* OBJECTIVE: Starting at the line with "Read out every word on this page.", return every line through the final one of the data, word for word. Pictures stay out.

* SOURCE DATA:

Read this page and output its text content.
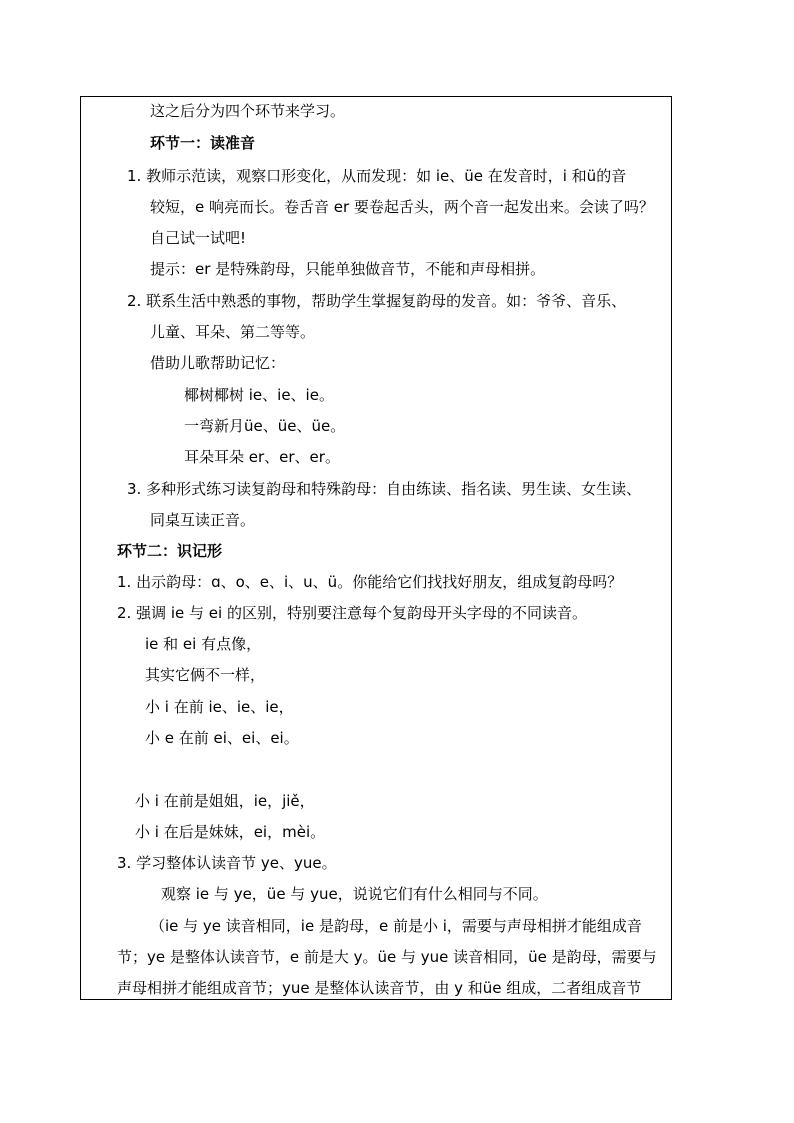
这之后分为四个环节来学习。
环节一：读准音
1. 教师示范读，观察口形变化，从而发现：如 ie、üe 在发音时，i 和ü的音
较短，e 响亮而长。卷舌音 er 要卷起舌头，两个音一起发出来。会读了吗？
自己试一试吧!
提示：er 是特殊韵母，只能单独做音节，不能和声母相拼。
2. 联系生活中熟悉的事物，帮助学生掌握复韵母的发音。如：爷爷、音乐、
儿童、耳朵、第二等等。
借助儿歌帮助记忆：
椰树椰树 ie、ie、ie。
一弯新月üe、üe、üe。
耳朵耳朵 er、er、er。
3. 多种形式练习读复韵母和特殊韵母：自由练读、指名读、男生读、女生读、
同桌互读正音。
环节二：识记形
1. 出示韵母：ɑ、o、e、i、u、ü。你能给它们找找好朋友，组成复韵母吗？
2. 强调 ie 与 ei 的区别，特别要注意每个复韵母开头字母的不同读音。
ie 和 ei 有点像，
其实它俩不一样，
小 i 在前 ie、ie、ie，
小 e 在前 ei、ei、ei。
小 i 在前是姐姐，ie，jiě，
小 i 在后是妹妹，ei，mèi。
3. 学习整体认读音节 ye、yue。
观察 ie 与 ye，üe 与 yue，说说它们有什么相同与不同。
（ie 与 ye 读音相同，ie 是韵母，e 前是小 i，需要与声母相拼才能组成音
节；ye 是整体认读音节，e 前是大 y。üe 与 yue 读音相同，üe 是韵母，需要与
声母相拼才能组成音节；yue 是整体认读音节，由 y 和üe 组成，二者组成音节
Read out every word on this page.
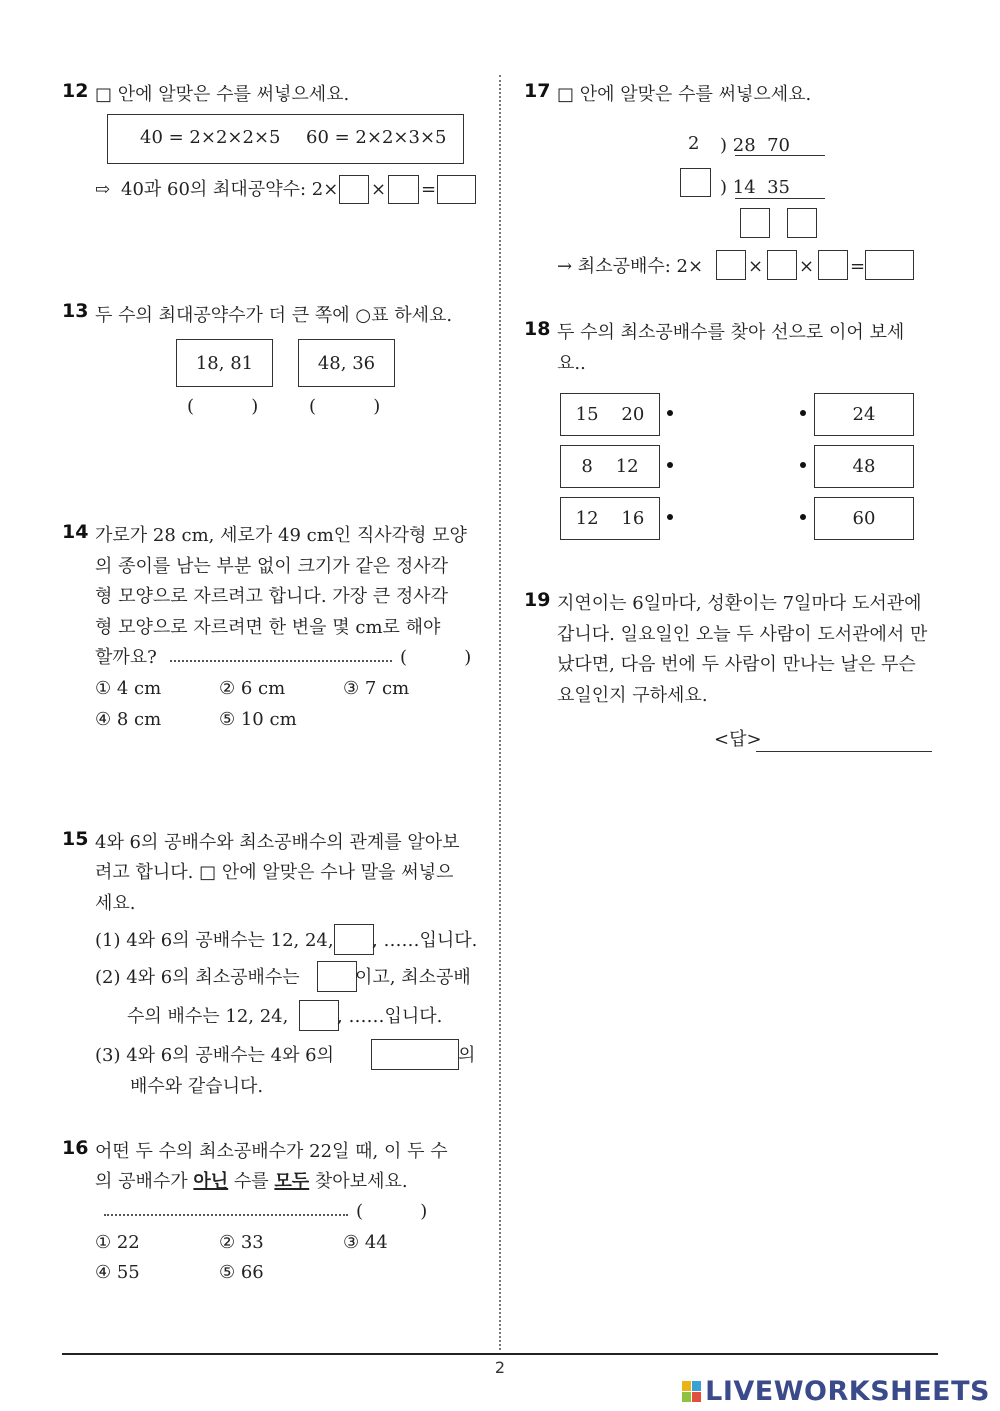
12 □ 안에 알맞은 수를 써넣으세요.
40 = 2×2×2×5 60 = 2×2×3×5
⇨ 40과 60의 최대공약수: 2× × =
13 두 수의 최대공약수가 더 큰 쪽에 ○표 하세요.
18, 81	48, 36
(          )	(          )
14 가로가 28 cm, 세로가 49 cm인 직사각형 모양
의 종이를 남는 부분 없이 크기가 같은 정사각
형 모양으로 자르려고 합니다. 가장 큰 정사각
형 모양으로 자르려면 한 변을 몇 cm로 해야
할까요?	(          )
① 4 cm	② 6 cm	③ 7 cm
④ 8 cm	⑤ 10 cm
15 4와 6의 공배수와 최소공배수의 관계를 알아보
려고 합니다. □ 안에 알맞은 수나 말을 써넣으
세요.
(1) 4와 6의 공배수는 12, 24, , ……입니다.
(2) 4와 6의 최소공배수는	이고, 최소공배
수의 배수는 12, 24,	, ……입니다.
(3) 4와 6의 공배수는 4와 6의	의
배수와 같습니다.
16 어떤 두 수의 최소공배수가 22일 때, 이 두 수
의 공배수가 아닌 수를 모두 찾아보세요.
(          )
① 22	② 33	③ 44
④ 55	⑤ 66
17 □ 안에 알맞은 수를 써넣으세요.
2 ) 28  70
) 14  35
→ 최소공배수: 2× × × =
18 두 수의 최소공배수를 찾아 선으로 이어 보세
요..
15    20
8    12
12    16
24
48
60
19 지연이는 6일마다, 성환이는 7일마다 도서관에
갑니다. 일요일인 오늘 두 사람이 도서관에서 만
났다면, 다음 번에 두 사람이 만나는 날은 무슨
요일인지 구하세요.
<답>
2
LIVEWORKSHEETS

* THE OUTPUT:
Read out every word on this page.
12 □ 안에 알맞은 수를 써넣으세요.
40 = 2×2×2×5 60 = 2×2×3×5
⇨ 40과 60의 최대공약수: 2× × =
13 두 수의 최대공약수가 더 큰 쪽에 ○표 하세요.
18, 81	48, 36
(          )	(          )
14 가로가 28 cm, 세로가 49 cm인 직사각형 모양
의 종이를 남는 부분 없이 크기가 같은 정사각
형 모양으로 자르려고 합니다. 가장 큰 정사각
형 모양으로 자르려면 한 변을 몇 cm로 해야
할까요?	(          )
① 4 cm	② 6 cm	③ 7 cm
④ 8 cm	⑤ 10 cm
15 4와 6의 공배수와 최소공배수의 관계를 알아보
려고 합니다. □ 안에 알맞은 수나 말을 써넣으
세요.
(1) 4와 6의 공배수는 12, 24, , ……입니다.
(2) 4와 6의 최소공배수는	이고, 최소공배
수의 배수는 12, 24,	, ……입니다.
(3) 4와 6의 공배수는 4와 6의	의
배수와 같습니다.
16 어떤 두 수의 최소공배수가 22일 때, 이 두 수
의 공배수가 아닌 수를 모두 찾아보세요.
(          )
① 22	② 33	③ 44
④ 55	⑤ 66
17 □ 안에 알맞은 수를 써넣으세요.
2 ) 28  70
) 14  35
→ 최소공배수: 2× × × =
18 두 수의 최소공배수를 찾아 선으로 이어 보세
요..
15    20
8    12
12    16
24
48
60
19 지연이는 6일마다, 성환이는 7일마다 도서관에
갑니다. 일요일인 오늘 두 사람이 도서관에서 만
났다면, 다음 번에 두 사람이 만나는 날은 무슨
요일인지 구하세요.
<답>
2
LIVEWORKSHEETS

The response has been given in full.